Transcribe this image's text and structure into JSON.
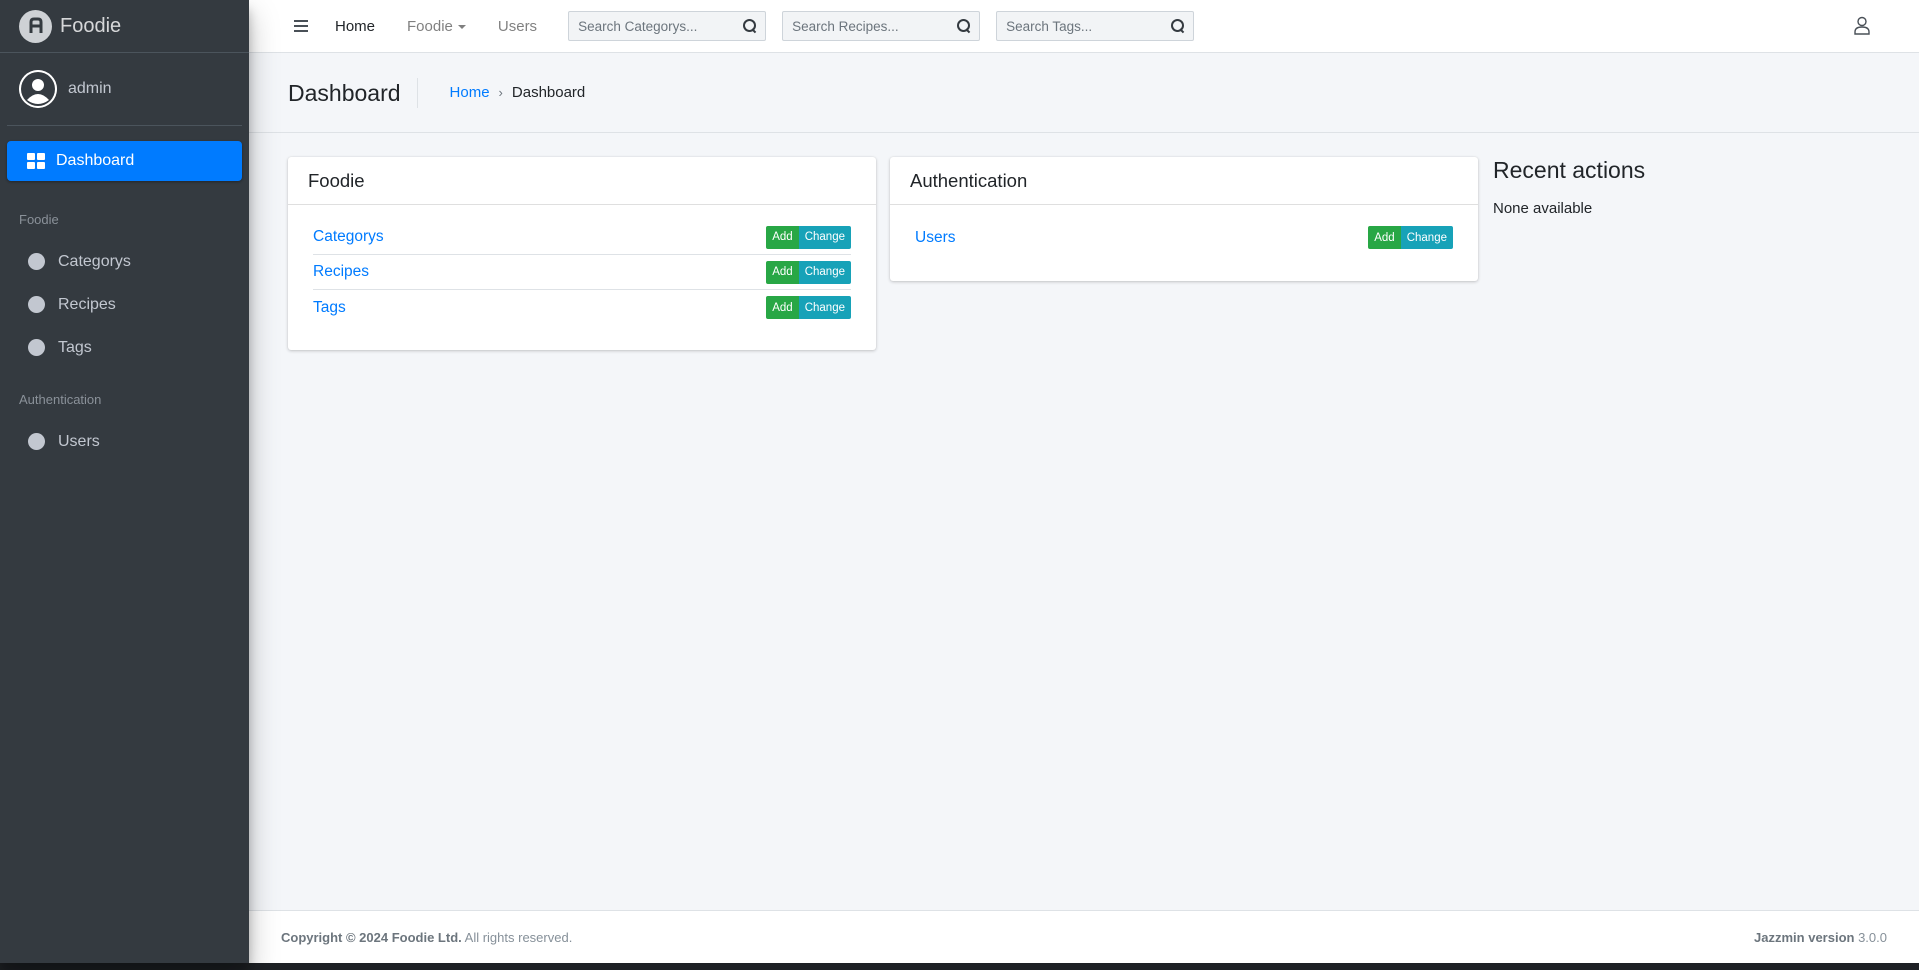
{
  "brand": {
    "name": "Foodie"
  },
  "user": {
    "name": "admin"
  },
  "sidebar": {
    "active": "Dashboard",
    "sections": [
      {
        "header": "Foodie",
        "items": [
          "Categorys",
          "Recipes",
          "Tags"
        ]
      },
      {
        "header": "Authentication",
        "items": [
          "Users"
        ]
      }
    ]
  },
  "topbar": {
    "home": "Home",
    "foodie": "Foodie",
    "users": "Users",
    "search_categorys": "Search Categorys...",
    "search_recipes": "Search Recipes...",
    "search_tags": "Search Tags..."
  },
  "header": {
    "title": "Dashboard",
    "breadcrumb_home": "Home",
    "breadcrumb_current": "Dashboard"
  },
  "apps": [
    {
      "title": "Foodie",
      "models": [
        "Categorys",
        "Recipes",
        "Tags"
      ]
    },
    {
      "title": "Authentication",
      "models": [
        "Users"
      ]
    }
  ],
  "buttons": {
    "add": "Add",
    "change": "Change"
  },
  "recent": {
    "title": "Recent actions",
    "empty": "None available"
  },
  "footer": {
    "copyright_bold": "Copyright © 2024 Foodie Ltd.",
    "copyright_rest": " All rights reserved.",
    "version_label": "Jazzmin version",
    "version_value": " 3.0.0"
  },
  "colors": {
    "primary": "#007bff",
    "add": "#28a745",
    "change": "#17a2b8",
    "sidebar": "#343a40"
  }
}
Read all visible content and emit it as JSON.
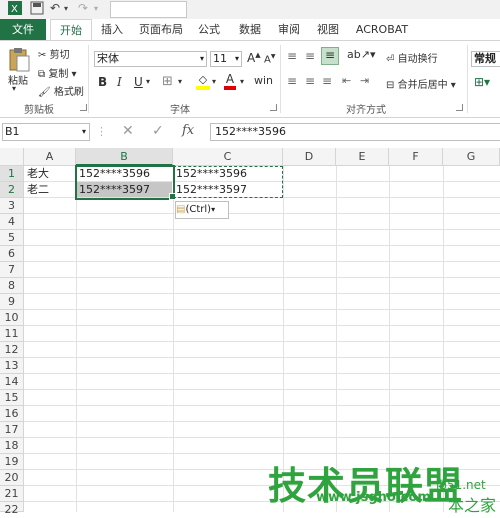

_ _ _

Transcribe all of the records above character for character. Exclude the pictures.

Transcribe this image's text and structure into JSON.
{
  "brand": {
    "name": "Foodie"
  },
  "user": {
    "name": "admin"
  },
  "sidebar": {
    "active": "Dashboard",
    "sections": [
      {
        "header": "Foodie",
        "items": [
          "Categorys",
          "Recipes",
          "Tags"
        ]
      },
      {
        "header": "Authentication",
        "items": [
          "Users"
        ]
      }
    ]
  },
  "topbar": {
    "home": "Home",
    "foodie": "Foodie",
    "users": "Users",
    "search_categorys": "Search Categorys...",
    "search_recipes": "Search Recipes...",
    "search_tags": "Search Tags..."
  },
  "header": {
    "title": "Dashboard",
    "breadcrumb_home": "Home",
    "breadcrumb_current": "Dashboard"
  },
  "apps": [
    {
      "title": "Foodie",
      "models": [
        "Categorys",
        "Recipes",
        "Tags"
      ]
    },
    {
      "title": "Authentication",
      "models": [
        "Users"
      ]
    }
  ],
  "buttons": {
    "add": "Add",
    "change": "Change"
  },
  "recent": {
    "title": "Recent actions",
    "empty": "None available"
  },
  "footer": {
    "copyright_bold": "Copyright © 2024 Foodie Ltd.",
    "copyright_rest": " All rights reserved.",
    "version_label": "Jazzmin version",
    "version_value": " 3.0.0"
  },
  "colors": {
    "primary": "#007bff",
    "add": "#28a745",
    "change": "#17a2b8",
    "sidebar": "#343a40"
  }
}
Read all visible content and emit it as JSON.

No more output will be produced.